-------- Text to read --------

As it is the case in classical rhetoric, each discursive attempt includes aspects of all these kinds. Something that is mostly persuasive can include epideictic and forensic aspects as well. These discourses do not happen in a vacuum. This is true for selfie composition as well. A selfie can be situated as part of a specific rhetorical discourse, but it is highly possible that audiences could see aspects of different rhetorical discourses in that same selfie.
The website offers multiple examples of how these rhetorical categories work, with write-to-learn exercises about the theory behind the categories and classroom practices that target those categories. In the system we developed, the good character category can be noticed when the subject of the selfie wants to convince the audience that he or she is a good person: for example, the subject shows him/herself with friends, or smiling, and so on. The persuasion category is used when the subject of the selfie wants to convince the audience of a specific character trait through some action: for example, the subject wants the audience to believe that traveling is a positive experience, or that doing charity work is a fulfilling activity, and so on. The identification category can be noticed when the subject wants some members of the audience to identify with him or her: for example, the subject might wear some school garments, or he/she might be shown with a specific brand, so that the audience can feel a connection with a lived experience. The discursive formation category shows the person not as the center of attention in the selfie; rather, an object catches the audience’s primary attention. However, that object says something about the person’s character: for example, when the focal point of the selfie is a book, that book tells us something about the character of the selfie’s taker, who chose to show him/herself with that specific book.

--------

## [Tasks to perform]
**A.** Say whether each statement agrees with the passage on selfie rhetoric. Answer yes or no, and quote the words of the passage that decide it.
(i) A selfie can only be read as part of a single rhetorical discourse.
(ii) In the discursive formation category, an object rather than the person draws the audience's primary attention.
(iii) The website includes write-to-learn exercises about the theory behind the categories.
**B.** Answer these questions from the passage on selfie rhetoric.
(i) Besides persuasive aspects, what two kinds of aspects can a mostly persuasive discourse include?
(ii) In the good character category, what does the subject of the selfie want to convince the audience of?
(iii) In the identification category, what might the subject wear or be shown with?
**C.** Carry on with the passage on selfie rhetoric, beginning right after its final sentence.

-------- Data rows --------

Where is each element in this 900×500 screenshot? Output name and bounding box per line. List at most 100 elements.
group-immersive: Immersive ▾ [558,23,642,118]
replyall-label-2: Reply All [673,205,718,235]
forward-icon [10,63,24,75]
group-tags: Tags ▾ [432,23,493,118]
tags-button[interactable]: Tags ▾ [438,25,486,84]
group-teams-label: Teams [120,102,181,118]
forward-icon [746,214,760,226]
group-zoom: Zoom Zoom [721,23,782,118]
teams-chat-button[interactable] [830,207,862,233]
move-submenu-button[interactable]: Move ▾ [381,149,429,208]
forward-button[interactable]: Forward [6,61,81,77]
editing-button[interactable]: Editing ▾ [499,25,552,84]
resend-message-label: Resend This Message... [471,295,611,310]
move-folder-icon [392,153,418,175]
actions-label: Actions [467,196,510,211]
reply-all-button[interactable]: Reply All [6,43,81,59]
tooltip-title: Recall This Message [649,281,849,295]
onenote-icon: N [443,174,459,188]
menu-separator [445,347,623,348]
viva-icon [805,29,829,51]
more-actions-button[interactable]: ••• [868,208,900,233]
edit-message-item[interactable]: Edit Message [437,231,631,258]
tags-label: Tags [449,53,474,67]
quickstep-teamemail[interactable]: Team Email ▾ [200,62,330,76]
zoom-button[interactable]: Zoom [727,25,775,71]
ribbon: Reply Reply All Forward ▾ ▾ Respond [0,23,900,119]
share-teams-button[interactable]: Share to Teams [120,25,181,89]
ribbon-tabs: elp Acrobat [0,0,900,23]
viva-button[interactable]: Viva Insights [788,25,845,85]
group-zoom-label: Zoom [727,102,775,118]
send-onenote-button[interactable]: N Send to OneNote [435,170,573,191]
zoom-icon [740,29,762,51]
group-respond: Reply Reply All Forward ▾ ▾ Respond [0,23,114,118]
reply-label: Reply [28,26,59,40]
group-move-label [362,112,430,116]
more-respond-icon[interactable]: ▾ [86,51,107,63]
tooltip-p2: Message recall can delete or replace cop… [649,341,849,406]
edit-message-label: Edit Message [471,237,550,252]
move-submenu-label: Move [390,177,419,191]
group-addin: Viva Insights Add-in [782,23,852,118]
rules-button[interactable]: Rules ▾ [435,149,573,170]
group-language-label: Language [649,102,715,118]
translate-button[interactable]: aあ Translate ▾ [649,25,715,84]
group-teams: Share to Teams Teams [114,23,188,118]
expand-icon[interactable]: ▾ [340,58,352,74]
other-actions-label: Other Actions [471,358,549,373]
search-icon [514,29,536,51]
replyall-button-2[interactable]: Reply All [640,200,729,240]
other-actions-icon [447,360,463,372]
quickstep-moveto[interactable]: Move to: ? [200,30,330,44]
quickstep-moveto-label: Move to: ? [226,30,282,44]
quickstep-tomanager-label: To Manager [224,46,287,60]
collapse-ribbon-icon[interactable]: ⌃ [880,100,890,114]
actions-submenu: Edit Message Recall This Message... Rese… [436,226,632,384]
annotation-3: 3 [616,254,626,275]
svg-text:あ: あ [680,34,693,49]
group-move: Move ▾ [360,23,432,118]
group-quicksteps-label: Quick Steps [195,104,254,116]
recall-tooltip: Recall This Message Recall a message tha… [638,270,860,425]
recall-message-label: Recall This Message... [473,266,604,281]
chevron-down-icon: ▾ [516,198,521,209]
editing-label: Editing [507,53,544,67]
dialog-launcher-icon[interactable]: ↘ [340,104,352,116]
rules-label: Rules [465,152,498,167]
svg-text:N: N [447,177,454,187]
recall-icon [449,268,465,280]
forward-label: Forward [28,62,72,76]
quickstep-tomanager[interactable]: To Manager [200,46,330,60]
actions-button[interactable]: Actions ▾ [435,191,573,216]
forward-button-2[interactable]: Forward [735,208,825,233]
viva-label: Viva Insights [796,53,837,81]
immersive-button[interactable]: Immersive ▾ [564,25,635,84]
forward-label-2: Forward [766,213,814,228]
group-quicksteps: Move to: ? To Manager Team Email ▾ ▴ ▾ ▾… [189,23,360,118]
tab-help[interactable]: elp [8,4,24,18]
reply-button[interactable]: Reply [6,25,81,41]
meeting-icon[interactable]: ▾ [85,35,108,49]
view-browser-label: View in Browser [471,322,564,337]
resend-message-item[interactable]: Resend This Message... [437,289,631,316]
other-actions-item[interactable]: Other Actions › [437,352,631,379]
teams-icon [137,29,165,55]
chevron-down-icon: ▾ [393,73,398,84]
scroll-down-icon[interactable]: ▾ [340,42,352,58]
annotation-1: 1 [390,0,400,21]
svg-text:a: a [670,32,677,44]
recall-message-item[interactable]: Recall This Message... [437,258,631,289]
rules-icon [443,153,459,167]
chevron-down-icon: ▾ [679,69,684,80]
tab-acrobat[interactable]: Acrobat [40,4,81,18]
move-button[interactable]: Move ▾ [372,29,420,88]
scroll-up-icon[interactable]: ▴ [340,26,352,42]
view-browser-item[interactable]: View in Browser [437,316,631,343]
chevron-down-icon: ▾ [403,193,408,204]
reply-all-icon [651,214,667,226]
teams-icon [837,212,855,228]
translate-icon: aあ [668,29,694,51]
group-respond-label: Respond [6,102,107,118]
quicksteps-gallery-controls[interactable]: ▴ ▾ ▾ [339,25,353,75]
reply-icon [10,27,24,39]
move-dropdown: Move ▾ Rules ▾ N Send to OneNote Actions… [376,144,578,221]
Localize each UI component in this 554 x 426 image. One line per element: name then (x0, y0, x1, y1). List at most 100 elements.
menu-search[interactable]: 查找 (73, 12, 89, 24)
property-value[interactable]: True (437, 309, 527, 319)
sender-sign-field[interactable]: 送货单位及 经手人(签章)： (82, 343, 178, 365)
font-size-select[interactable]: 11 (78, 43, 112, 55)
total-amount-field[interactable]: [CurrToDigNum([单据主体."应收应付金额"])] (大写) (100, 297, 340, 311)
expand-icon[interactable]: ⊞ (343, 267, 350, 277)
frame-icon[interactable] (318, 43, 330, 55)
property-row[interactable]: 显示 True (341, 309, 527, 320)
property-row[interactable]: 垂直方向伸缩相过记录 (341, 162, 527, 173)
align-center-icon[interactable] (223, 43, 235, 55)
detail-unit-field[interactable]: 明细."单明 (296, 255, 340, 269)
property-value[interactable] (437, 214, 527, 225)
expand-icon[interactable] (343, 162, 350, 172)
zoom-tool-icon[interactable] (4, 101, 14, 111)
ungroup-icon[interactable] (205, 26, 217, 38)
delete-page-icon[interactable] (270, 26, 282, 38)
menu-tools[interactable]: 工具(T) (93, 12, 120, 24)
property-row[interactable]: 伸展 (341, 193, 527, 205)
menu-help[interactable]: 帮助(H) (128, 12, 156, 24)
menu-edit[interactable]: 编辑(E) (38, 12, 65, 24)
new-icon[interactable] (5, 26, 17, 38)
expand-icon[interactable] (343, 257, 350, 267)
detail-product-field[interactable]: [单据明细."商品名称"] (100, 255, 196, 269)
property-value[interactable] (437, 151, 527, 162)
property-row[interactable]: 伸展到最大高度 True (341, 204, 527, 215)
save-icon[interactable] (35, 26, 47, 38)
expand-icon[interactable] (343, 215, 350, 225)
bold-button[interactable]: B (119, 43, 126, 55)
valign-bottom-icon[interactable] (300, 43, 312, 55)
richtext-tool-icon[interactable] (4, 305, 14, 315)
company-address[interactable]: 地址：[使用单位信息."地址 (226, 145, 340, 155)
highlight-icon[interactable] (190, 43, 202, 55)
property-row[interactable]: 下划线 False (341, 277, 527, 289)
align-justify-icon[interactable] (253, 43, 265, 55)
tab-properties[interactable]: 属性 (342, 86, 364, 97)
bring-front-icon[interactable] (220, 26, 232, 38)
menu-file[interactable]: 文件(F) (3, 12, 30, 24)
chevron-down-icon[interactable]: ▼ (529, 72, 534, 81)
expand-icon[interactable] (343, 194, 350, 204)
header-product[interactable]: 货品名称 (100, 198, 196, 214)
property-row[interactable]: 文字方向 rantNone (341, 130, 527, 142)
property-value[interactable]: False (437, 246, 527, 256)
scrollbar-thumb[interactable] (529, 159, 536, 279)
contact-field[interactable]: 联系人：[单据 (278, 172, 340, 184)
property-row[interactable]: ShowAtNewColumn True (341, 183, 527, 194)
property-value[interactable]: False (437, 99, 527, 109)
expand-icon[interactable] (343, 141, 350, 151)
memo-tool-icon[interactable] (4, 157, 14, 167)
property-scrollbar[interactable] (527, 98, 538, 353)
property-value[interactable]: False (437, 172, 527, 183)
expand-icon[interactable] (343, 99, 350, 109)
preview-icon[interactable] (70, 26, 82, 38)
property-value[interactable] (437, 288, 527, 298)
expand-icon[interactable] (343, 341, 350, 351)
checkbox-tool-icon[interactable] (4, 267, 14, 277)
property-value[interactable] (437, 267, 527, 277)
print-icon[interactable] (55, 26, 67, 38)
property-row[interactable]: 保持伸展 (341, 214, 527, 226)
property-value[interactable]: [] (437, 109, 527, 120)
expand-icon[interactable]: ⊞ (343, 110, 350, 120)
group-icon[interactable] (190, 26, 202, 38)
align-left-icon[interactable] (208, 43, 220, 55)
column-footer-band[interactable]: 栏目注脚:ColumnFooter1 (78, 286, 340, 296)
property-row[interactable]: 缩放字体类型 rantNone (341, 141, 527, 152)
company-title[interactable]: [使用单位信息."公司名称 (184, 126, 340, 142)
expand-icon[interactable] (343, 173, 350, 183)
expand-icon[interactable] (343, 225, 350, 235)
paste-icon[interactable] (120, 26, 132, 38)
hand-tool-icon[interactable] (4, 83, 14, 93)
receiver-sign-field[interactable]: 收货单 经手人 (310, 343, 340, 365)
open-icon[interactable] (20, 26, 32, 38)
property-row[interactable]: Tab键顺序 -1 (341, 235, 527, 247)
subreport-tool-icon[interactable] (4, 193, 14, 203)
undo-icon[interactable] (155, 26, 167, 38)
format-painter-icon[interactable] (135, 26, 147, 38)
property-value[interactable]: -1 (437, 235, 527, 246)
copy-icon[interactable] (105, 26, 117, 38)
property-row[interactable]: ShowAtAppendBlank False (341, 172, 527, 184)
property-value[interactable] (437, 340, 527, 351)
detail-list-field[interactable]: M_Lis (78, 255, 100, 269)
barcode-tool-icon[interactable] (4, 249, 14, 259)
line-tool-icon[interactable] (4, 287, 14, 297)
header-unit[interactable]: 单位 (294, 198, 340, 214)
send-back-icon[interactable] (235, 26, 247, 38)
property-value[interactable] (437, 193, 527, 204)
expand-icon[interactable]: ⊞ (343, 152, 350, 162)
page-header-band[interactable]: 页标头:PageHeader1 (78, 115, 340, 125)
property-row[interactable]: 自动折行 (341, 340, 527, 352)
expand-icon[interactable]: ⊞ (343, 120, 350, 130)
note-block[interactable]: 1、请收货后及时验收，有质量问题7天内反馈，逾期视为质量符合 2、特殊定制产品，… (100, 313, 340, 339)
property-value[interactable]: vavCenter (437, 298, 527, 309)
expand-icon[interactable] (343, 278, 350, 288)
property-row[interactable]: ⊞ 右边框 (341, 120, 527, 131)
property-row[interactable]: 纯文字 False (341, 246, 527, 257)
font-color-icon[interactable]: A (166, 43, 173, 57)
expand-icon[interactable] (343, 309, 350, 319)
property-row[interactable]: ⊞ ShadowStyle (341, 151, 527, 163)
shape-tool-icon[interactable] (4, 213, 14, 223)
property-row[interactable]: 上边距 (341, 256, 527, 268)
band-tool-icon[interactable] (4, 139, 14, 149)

--------

## [Expected outputs]
**A.**
(i) No: "it is highly possible that audiences could see aspects of different rhetorical discourses in that same selfie."
(ii) Yes: "an object catches the audience’s primary attention."
(iii) Yes: "with write-to-learn exercises about the theory behind the categories"

**B.**
(i) Epideictic and forensic aspects.
(ii) That he or she is a good person.
(iii) Some school garments, or a specific brand.

**C.**
The ability to present one’s character effectively in different media is an essential aspect of writing practice, and this website is a resource that can help students to sharpen their understanding of web 2.0. Here, teachers and students can access a systematic description of the purposes of selfies that facilitates innovations in teaching visual rhetoric and writing approaches. The objective of Self(ie) Awareness is to enable interested teachers to implement the website in their own writing classes. These four categories offer a sophisticated way of learning composition, and they help students to practice analogous thinking between the rhetorical concept of ethos and its connection with everyday life.